> TASK OBJECTIVE
Go through the entries below and pick out every line with "screenshot".

Figure record listings:
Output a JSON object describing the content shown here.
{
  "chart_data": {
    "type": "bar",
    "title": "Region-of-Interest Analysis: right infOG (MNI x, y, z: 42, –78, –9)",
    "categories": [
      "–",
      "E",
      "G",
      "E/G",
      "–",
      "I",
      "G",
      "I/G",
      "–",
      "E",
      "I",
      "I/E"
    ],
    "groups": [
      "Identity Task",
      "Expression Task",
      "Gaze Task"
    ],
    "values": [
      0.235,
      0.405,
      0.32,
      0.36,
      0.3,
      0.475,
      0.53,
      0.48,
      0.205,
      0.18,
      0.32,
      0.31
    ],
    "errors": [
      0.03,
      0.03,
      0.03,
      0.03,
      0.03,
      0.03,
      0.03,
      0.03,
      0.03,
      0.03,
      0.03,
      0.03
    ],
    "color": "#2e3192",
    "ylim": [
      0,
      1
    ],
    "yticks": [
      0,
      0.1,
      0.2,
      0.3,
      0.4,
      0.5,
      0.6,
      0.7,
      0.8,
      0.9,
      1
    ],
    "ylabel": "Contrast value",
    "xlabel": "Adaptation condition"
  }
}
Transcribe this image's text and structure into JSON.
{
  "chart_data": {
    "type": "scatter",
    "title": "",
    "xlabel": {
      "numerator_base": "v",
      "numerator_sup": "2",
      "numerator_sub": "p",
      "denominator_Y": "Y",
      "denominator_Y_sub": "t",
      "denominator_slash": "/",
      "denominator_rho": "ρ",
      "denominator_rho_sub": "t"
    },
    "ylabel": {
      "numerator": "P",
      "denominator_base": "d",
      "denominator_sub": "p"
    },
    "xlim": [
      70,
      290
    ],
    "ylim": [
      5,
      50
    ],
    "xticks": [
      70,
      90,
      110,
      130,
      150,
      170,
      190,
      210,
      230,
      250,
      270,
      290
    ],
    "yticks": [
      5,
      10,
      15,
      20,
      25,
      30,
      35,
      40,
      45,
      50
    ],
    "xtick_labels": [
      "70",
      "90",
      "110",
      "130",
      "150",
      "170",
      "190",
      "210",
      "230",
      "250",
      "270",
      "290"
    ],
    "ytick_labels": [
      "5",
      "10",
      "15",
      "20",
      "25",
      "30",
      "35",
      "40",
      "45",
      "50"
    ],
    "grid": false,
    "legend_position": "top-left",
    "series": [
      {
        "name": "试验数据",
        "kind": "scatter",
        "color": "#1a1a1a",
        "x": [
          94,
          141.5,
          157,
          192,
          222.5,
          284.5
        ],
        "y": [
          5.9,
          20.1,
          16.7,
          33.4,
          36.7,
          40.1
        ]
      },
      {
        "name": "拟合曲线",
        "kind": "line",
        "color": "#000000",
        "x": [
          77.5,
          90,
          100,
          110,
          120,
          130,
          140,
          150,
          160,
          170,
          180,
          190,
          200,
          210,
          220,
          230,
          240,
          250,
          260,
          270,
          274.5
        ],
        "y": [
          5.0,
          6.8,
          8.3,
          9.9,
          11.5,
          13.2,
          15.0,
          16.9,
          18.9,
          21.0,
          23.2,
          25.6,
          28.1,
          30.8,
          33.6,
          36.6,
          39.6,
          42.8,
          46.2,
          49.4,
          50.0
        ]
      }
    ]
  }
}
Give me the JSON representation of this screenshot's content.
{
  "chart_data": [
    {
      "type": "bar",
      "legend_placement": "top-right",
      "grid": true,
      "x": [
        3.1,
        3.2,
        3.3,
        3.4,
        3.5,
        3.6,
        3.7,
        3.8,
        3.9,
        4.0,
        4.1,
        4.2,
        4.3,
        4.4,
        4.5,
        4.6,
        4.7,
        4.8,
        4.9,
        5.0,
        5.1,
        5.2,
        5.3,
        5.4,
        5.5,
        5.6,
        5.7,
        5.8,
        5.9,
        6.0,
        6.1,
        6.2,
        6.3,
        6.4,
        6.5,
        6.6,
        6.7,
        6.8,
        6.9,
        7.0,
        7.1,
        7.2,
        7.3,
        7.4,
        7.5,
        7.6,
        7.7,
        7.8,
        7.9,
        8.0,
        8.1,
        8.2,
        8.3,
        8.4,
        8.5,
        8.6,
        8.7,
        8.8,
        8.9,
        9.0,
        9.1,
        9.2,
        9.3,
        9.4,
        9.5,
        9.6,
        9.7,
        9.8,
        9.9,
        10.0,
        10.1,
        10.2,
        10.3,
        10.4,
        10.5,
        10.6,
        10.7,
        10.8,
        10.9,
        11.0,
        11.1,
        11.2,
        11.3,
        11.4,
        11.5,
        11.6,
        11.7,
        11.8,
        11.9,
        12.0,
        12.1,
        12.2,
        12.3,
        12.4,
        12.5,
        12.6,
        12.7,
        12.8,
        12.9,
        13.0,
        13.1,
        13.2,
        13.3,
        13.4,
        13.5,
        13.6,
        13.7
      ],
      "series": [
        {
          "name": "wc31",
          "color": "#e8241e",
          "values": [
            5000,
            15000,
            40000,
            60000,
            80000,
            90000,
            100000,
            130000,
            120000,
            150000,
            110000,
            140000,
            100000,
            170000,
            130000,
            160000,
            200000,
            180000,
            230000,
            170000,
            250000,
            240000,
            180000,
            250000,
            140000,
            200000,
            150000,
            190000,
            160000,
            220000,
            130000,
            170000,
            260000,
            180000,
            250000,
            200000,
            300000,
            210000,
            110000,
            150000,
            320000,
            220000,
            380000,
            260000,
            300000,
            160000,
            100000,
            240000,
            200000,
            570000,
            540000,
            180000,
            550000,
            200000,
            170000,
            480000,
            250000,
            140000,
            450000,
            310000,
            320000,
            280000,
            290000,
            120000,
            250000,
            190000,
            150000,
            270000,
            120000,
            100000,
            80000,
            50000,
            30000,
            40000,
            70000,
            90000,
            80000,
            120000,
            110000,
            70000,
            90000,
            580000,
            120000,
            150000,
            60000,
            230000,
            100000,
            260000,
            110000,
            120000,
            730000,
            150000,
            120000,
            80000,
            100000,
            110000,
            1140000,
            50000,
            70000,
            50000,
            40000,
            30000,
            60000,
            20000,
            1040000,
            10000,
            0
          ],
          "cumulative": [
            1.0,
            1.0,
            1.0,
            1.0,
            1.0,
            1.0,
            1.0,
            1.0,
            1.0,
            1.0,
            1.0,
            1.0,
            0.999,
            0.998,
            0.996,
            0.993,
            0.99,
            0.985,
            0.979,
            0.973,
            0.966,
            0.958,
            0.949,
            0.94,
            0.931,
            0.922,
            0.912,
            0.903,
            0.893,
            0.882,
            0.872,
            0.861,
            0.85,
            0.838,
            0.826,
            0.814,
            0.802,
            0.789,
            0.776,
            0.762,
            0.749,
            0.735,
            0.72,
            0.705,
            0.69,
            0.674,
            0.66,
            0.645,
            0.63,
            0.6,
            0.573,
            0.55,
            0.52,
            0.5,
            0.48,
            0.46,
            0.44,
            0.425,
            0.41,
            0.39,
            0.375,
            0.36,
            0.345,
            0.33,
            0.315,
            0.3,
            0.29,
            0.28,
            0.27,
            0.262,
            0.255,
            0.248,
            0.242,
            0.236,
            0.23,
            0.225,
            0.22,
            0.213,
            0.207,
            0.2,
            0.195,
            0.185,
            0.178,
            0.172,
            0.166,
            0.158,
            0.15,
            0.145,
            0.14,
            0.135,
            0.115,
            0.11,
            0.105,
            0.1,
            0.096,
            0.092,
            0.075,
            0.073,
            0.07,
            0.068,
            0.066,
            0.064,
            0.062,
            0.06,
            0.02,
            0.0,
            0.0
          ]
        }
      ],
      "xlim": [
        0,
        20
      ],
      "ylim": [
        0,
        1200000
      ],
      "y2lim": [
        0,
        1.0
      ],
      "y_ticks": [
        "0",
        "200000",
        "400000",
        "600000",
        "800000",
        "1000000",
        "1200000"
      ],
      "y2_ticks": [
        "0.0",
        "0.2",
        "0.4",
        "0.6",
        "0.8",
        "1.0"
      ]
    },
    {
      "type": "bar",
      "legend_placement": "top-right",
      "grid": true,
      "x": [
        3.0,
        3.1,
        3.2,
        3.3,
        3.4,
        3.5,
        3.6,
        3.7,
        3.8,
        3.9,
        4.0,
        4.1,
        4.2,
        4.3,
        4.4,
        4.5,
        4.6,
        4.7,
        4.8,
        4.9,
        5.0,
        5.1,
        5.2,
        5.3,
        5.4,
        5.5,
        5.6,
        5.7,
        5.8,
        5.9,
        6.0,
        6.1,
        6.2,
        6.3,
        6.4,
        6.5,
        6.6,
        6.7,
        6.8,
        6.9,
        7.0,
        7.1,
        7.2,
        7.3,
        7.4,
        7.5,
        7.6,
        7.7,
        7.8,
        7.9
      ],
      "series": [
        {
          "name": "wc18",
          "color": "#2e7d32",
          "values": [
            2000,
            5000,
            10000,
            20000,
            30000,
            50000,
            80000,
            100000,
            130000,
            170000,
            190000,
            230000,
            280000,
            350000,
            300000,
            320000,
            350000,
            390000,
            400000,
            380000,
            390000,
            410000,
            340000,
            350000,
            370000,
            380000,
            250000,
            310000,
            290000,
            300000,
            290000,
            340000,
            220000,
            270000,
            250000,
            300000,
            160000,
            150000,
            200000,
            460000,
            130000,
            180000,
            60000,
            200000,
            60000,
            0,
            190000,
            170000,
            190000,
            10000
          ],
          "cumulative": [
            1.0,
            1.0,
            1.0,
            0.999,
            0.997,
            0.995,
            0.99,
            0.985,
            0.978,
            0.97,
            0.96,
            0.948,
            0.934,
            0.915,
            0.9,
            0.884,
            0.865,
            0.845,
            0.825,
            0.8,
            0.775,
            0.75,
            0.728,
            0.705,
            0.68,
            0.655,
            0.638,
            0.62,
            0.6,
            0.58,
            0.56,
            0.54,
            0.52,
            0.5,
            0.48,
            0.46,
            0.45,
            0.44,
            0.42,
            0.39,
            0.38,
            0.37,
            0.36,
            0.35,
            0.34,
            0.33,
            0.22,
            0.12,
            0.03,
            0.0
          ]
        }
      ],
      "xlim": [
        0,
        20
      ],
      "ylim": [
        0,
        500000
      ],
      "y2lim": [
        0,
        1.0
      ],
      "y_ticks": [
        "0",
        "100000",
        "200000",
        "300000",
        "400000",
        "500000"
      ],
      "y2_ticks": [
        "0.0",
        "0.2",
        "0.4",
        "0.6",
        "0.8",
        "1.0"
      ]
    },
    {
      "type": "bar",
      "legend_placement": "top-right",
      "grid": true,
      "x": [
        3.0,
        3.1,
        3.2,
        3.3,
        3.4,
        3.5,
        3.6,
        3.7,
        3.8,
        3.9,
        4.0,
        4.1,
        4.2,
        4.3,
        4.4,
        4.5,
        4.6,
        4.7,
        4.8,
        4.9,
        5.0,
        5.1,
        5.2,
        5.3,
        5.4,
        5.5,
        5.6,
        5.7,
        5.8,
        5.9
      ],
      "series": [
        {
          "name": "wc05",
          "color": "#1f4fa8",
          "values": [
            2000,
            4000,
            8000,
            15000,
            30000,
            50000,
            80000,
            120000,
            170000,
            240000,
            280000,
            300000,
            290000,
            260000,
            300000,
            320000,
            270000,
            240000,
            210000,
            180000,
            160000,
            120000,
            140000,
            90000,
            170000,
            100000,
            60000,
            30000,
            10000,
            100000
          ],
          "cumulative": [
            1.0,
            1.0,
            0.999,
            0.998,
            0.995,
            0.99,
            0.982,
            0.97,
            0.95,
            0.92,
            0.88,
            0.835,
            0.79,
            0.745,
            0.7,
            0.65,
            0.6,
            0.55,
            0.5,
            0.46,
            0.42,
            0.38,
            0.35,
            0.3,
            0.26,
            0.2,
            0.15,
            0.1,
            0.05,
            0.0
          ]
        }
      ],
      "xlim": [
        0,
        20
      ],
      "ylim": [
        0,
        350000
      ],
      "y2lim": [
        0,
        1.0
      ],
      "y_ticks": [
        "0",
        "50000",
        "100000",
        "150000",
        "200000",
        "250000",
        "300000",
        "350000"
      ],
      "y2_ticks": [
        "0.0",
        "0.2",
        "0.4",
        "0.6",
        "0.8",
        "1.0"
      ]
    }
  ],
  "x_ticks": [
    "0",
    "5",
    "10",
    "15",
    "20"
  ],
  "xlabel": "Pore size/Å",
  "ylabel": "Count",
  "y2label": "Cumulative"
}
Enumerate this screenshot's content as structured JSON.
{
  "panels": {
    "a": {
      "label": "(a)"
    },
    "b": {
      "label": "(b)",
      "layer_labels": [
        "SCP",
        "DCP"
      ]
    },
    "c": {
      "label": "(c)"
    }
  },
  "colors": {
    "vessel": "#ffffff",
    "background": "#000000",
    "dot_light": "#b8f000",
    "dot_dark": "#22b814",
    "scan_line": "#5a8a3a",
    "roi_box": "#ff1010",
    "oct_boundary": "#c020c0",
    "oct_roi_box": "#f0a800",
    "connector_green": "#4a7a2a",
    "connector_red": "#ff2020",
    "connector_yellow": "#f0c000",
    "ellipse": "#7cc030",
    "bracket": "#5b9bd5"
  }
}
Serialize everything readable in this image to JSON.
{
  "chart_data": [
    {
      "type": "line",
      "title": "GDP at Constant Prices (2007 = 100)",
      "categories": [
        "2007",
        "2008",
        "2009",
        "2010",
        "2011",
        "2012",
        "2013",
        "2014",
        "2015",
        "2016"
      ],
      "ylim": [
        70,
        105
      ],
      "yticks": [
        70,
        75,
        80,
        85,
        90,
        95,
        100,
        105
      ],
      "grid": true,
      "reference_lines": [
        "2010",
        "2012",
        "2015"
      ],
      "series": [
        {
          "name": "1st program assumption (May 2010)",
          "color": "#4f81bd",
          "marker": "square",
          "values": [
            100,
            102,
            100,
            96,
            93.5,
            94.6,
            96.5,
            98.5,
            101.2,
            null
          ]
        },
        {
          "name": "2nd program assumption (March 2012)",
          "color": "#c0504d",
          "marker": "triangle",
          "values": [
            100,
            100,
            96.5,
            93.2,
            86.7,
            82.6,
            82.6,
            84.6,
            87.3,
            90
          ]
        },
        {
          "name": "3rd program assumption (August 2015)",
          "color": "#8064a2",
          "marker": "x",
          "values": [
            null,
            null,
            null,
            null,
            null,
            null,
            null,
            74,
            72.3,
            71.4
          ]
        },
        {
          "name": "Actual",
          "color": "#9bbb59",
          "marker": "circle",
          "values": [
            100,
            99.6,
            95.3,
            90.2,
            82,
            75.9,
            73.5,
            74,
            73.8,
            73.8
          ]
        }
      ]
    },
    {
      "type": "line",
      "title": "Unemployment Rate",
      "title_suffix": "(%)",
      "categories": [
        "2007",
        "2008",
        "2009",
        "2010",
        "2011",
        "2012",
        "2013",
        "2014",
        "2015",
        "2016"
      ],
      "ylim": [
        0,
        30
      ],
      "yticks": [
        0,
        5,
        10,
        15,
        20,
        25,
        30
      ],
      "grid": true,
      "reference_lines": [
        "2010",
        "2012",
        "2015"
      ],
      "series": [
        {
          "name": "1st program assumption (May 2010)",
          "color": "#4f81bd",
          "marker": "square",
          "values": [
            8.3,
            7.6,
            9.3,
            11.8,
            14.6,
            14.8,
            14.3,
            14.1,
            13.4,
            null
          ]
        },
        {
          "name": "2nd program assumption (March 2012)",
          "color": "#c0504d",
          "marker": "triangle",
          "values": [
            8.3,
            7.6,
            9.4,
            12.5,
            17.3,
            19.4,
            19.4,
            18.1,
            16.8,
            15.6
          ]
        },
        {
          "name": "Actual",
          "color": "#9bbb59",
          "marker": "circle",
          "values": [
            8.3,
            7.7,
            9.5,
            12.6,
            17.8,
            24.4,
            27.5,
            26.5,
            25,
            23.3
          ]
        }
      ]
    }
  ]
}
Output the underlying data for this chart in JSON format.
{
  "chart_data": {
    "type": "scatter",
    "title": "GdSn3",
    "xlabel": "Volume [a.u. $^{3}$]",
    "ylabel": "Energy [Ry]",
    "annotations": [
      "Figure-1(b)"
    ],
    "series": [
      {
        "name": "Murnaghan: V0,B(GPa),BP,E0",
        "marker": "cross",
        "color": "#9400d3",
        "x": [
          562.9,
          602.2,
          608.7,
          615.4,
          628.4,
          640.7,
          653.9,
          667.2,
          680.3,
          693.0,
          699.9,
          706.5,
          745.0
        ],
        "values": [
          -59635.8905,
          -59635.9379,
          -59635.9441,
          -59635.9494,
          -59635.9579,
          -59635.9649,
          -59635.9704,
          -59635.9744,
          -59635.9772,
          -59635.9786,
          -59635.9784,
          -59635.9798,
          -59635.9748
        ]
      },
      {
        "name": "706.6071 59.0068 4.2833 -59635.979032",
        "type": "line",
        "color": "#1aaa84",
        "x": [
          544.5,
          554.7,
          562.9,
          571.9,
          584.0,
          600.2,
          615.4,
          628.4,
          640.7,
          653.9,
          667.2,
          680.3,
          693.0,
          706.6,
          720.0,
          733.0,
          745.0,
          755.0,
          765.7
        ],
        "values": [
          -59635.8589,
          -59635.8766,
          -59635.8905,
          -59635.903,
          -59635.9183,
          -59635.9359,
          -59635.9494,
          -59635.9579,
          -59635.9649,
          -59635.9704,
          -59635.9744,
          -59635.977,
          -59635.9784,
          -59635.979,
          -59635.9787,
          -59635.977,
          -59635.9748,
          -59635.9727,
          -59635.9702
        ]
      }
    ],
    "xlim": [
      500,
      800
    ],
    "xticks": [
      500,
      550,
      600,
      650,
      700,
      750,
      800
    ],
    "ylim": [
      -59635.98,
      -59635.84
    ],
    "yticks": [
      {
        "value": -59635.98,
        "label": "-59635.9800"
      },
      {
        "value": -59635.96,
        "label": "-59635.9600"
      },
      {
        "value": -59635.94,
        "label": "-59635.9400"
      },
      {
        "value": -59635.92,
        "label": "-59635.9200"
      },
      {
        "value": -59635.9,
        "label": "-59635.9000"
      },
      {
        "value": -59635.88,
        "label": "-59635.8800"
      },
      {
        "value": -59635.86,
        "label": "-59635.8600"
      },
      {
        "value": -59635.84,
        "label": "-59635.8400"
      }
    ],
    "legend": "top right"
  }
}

> RESPONSE BELOW
Give me the JSON representation of this screenshot's content.
Enumerate this screenshot's content as structured JSON.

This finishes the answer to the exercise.